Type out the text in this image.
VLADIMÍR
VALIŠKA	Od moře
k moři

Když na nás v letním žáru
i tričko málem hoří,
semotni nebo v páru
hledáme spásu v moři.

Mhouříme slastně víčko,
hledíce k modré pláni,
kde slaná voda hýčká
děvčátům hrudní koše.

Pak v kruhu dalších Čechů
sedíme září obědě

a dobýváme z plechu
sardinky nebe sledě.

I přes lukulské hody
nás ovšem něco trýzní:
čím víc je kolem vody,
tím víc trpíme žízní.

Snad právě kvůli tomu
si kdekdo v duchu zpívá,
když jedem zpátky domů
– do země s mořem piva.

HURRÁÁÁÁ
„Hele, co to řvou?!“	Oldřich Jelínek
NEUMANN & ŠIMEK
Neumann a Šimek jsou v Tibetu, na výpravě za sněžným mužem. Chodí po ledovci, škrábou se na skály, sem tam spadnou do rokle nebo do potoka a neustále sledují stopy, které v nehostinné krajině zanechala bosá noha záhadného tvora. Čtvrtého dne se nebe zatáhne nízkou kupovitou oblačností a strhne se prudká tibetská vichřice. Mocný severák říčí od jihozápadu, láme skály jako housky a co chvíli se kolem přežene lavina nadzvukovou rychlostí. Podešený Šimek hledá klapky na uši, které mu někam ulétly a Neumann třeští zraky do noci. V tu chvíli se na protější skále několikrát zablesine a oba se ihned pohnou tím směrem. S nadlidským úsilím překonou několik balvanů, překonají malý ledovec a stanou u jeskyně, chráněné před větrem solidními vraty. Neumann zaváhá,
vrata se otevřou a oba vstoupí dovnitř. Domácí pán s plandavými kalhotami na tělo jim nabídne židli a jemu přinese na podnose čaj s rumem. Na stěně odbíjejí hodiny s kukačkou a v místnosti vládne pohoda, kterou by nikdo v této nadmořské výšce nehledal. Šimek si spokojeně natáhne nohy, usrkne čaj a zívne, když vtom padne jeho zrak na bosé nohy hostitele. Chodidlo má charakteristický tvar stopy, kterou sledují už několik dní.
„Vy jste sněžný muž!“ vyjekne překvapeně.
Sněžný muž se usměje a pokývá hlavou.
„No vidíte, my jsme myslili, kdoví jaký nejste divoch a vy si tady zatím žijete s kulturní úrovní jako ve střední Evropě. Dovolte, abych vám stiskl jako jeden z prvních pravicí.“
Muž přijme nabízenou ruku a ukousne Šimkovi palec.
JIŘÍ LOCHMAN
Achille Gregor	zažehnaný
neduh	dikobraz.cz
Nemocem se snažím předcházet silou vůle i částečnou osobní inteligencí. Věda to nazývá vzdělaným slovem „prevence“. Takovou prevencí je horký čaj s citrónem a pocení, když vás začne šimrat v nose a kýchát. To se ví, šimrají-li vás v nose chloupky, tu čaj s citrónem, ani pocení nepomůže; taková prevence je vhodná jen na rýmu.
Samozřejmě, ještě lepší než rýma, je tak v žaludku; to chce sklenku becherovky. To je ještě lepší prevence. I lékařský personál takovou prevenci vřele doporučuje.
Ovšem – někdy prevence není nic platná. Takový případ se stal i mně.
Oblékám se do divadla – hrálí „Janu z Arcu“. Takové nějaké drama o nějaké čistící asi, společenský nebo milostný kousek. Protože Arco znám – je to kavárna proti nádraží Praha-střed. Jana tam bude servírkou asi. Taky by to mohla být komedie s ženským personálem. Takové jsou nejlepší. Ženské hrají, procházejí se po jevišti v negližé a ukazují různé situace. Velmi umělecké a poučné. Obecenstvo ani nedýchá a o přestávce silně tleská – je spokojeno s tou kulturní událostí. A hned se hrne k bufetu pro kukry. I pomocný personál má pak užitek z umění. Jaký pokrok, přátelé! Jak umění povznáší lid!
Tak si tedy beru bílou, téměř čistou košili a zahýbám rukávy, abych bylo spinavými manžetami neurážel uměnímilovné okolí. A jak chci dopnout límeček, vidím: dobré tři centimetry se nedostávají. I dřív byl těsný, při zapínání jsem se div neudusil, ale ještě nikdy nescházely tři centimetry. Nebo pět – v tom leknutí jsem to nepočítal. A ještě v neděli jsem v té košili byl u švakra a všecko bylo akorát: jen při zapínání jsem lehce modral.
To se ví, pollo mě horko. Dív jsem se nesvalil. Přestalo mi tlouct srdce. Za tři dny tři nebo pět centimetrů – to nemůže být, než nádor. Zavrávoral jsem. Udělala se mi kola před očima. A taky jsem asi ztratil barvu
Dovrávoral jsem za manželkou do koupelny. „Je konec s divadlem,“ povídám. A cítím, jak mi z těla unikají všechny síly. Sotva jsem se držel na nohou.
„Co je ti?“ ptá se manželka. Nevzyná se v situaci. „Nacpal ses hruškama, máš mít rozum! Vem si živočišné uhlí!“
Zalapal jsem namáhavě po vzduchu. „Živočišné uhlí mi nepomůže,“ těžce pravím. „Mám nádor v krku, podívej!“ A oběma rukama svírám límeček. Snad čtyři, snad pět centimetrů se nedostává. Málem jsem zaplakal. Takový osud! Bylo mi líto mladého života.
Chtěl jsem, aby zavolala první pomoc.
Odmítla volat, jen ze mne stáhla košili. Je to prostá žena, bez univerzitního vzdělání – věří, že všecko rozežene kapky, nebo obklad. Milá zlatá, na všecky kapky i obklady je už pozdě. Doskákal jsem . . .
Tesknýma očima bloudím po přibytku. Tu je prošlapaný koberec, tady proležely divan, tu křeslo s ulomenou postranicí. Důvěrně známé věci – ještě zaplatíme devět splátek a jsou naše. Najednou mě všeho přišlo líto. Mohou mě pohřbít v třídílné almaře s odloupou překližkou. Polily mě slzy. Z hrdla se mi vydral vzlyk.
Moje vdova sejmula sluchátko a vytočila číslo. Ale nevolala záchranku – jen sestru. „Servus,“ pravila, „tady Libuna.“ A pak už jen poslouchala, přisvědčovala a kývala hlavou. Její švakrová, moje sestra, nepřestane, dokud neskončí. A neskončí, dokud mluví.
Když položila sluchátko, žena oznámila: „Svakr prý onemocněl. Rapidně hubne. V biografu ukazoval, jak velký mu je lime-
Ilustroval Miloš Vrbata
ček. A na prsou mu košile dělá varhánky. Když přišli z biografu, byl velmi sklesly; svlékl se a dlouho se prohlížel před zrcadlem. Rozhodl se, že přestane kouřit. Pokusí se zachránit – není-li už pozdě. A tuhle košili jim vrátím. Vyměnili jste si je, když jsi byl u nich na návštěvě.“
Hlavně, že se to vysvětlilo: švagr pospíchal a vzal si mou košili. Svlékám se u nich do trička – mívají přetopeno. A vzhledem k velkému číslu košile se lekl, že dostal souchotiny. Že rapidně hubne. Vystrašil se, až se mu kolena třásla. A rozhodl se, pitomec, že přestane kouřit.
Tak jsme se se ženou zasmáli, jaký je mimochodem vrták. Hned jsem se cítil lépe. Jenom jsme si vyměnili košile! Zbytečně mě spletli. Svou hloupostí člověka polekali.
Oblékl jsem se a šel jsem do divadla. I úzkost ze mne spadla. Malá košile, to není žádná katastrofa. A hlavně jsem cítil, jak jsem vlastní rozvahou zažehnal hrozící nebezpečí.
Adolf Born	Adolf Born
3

▶ **THE EXERCISE**
Transcribe the data. Leave every line exactly as it is.

▶ **SOLUTION TO THE EXERCISE**
Type out the text in this image.
VLADIMÍR
VALIŠKA	Od moře
k moři

Když na nás v letním žáru
i tričko málem hoří,
semotni nebo v páru
hledáme spásu v moři.

Mhouříme slastně víčko,
hledíce k modré pláni,
kde slaná voda hýčká
děvčátům hrudní koše.

Pak v kruhu dalších Čechů
sedíme září obědě

a dobýváme z plechu
sardinky nebe sledě.

I přes lukulské hody
nás ovšem něco trýzní:
čím víc je kolem vody,
tím víc trpíme žízní.

Snad právě kvůli tomu
si kdekdo v duchu zpívá,
když jedem zpátky domů
– do země s mořem piva.

HURRÁÁÁÁ
„Hele, co to řvou?!“	Oldřich Jelínek
NEUMANN & ŠIMEK
Neumann a Šimek jsou v Tibetu, na výpravě za sněžným mužem. Chodí po ledovci, škrábou se na skály, sem tam spadnou do rokle nebo do potoka a neustále sledují stopy, které v nehostinné krajině zanechala bosá noha záhadného tvora. Čtvrtého dne se nebe zatáhne nízkou kupovitou oblačností a strhne se prudká tibetská vichřice. Mocný severák říčí od jihozápadu, láme skály jako housky a co chvíli se kolem přežene lavina nadzvukovou rychlostí. Podešený Šimek hledá klapky na uši, které mu někam ulétly a Neumann třeští zraky do noci. V tu chvíli se na protější skále několikrát zablesine a oba se ihned pohnou tím směrem. S nadlidským úsilím překonou několik balvanů, překonají malý ledovec a stanou u jeskyně, chráněné před větrem solidními vraty. Neumann zaváhá,
vrata se otevřou a oba vstoupí dovnitř. Domácí pán s plandavými kalhotami na tělo jim nabídne židli a jemu přinese na podnose čaj s rumem. Na stěně odbíjejí hodiny s kukačkou a v místnosti vládne pohoda, kterou by nikdo v této nadmořské výšce nehledal. Šimek si spokojeně natáhne nohy, usrkne čaj a zívne, když vtom padne jeho zrak na bosé nohy hostitele. Chodidlo má charakteristický tvar stopy, kterou sledují už několik dní.
„Vy jste sněžný muž!“ vyjekne překvapeně.
Sněžný muž se usměje a pokývá hlavou.
„No vidíte, my jsme myslili, kdoví jaký nejste divoch a vy si tady zatím žijete s kulturní úrovní jako ve střední Evropě. Dovolte, abych vám stiskl jako jeden z prvních pravicí.“
Muž přijme nabízenou ruku a ukousne Šimkovi palec.
JIŘÍ LOCHMAN
Achille Gregor	zažehnaný
neduh	dikobraz.cz
Nemocem se snažím předcházet silou vůle i částečnou osobní inteligencí. Věda to nazývá vzdělaným slovem „prevence“. Takovou prevencí je horký čaj s citrónem a pocení, když vás začne šimrat v nose a kýchát. To se ví, šimrají-li vás v nose chloupky, tu čaj s citrónem, ani pocení nepomůže; taková prevence je vhodná jen na rýmu.
Samozřejmě, ještě lepší než rýma, je tak v žaludku; to chce sklenku becherovky. To je ještě lepší prevence. I lékařský personál takovou prevenci vřele doporučuje.
Ovšem – někdy prevence není nic platná. Takový případ se stal i mně.
Oblékám se do divadla – hrálí „Janu z Arcu“. Takové nějaké drama o nějaké čistící asi, společenský nebo milostný kousek. Protože Arco znám – je to kavárna proti nádraží Praha-střed. Jana tam bude servírkou asi. Taky by to mohla být komedie s ženským personálem. Takové jsou nejlepší. Ženské hrají, procházejí se po jevišti v negližé a ukazují různé situace. Velmi umělecké a poučné. Obecenstvo ani nedýchá a o přestávce silně tleská – je spokojeno s tou kulturní událostí. A hned se hrne k bufetu pro kukry. I pomocný personál má pak užitek z umění. Jaký pokrok, přátelé! Jak umění povznáší lid!
Tak si tedy beru bílou, téměř čistou košili a zahýbám rukávy, abych bylo spinavými manžetami neurážel uměnímilovné okolí. A jak chci dopnout límeček, vidím: dobré tři centimetry se nedostávají. I dřív byl těsný, při zapínání jsem se div neudusil, ale ještě nikdy nescházely tři centimetry. Nebo pět – v tom leknutí jsem to nepočítal. A ještě v neděli jsem v té košili byl u švakra a všecko bylo akorát: jen při zapínání jsem lehce modral.
To se ví, pollo mě horko. Dív jsem se nesvalil. Přestalo mi tlouct srdce. Za tři dny tři nebo pět centimetrů – to nemůže být, než nádor. Zavrávoral jsem. Udělala se mi kola před očima. A taky jsem asi ztratil barvu
Dovrávoral jsem za manželkou do koupelny. „Je konec s divadlem,“ povídám. A cítím, jak mi z těla unikají všechny síly. Sotva jsem se držel na nohou.
„Co je ti?“ ptá se manželka. Nevzyná se v situaci. „Nacpal ses hruškama, máš mít rozum! Vem si živočišné uhlí!“
Zalapal jsem namáhavě po vzduchu. „Živočišné uhlí mi nepomůže,“ těžce pravím. „Mám nádor v krku, podívej!“ A oběma rukama svírám límeček. Snad čtyři, snad pět centimetrů se nedostává. Málem jsem zaplakal. Takový osud! Bylo mi líto mladého života.
Chtěl jsem, aby zavolala první pomoc.
Odmítla volat, jen ze mne stáhla košili. Je to prostá žena, bez univerzitního vzdělání – věří, že všecko rozežene kapky, nebo obklad. Milá zlatá, na všecky kapky i obklady je už pozdě. Doskákal jsem . . .
Tesknýma očima bloudím po přibytku. Tu je prošlapaný koberec, tady proležely divan, tu křeslo s ulomenou postranicí. Důvěrně známé věci – ještě zaplatíme devět splátek a jsou naše. Najednou mě všeho přišlo líto. Mohou mě pohřbít v třídílné almaře s odloupou překližkou. Polily mě slzy. Z hrdla se mi vydral vzlyk.
Moje vdova sejmula sluchátko a vytočila číslo. Ale nevolala záchranku – jen sestru. „Servus,“ pravila, „tady Libuna.“ A pak už jen poslouchala, přisvědčovala a kývala hlavou. Její švakrová, moje sestra, nepřestane, dokud neskončí. A neskončí, dokud mluví.
Když položila sluchátko, žena oznámila: „Svakr prý onemocněl. Rapidně hubne. V biografu ukazoval, jak velký mu je lime-
Ilustroval Miloš Vrbata
ček. A na prsou mu košile dělá varhánky. Když přišli z biografu, byl velmi sklesly; svlékl se a dlouho se prohlížel před zrcadlem. Rozhodl se, že přestane kouřit. Pokusí se zachránit – není-li už pozdě. A tuhle košili jim vrátím. Vyměnili jste si je, když jsi byl u nich na návštěvě.“
Hlavně, že se to vysvětlilo: švagr pospíchal a vzal si mou košili. Svlékám se u nich do trička – mívají přetopeno. A vzhledem k velkému číslu košile se lekl, že dostal souchotiny. Že rapidně hubne. Vystrašil se, až se mu kolena třásla. A rozhodl se, pitomec, že přestane kouřit.
Tak jsme se se ženou zasmáli, jaký je mimochodem vrták. Hned jsem se cítil lépe. Jenom jsme si vyměnili košile! Zbytečně mě spletli. Svou hloupostí člověka polekali.
Oblékl jsem se a šel jsem do divadla. I úzkost ze mne spadla. Malá košile, to není žádná katastrofa. A hlavně jsem cítil, jak jsem vlastní rozvahou zažehnal hrozící nebezpečí.
Adolf Born	Adolf Born
3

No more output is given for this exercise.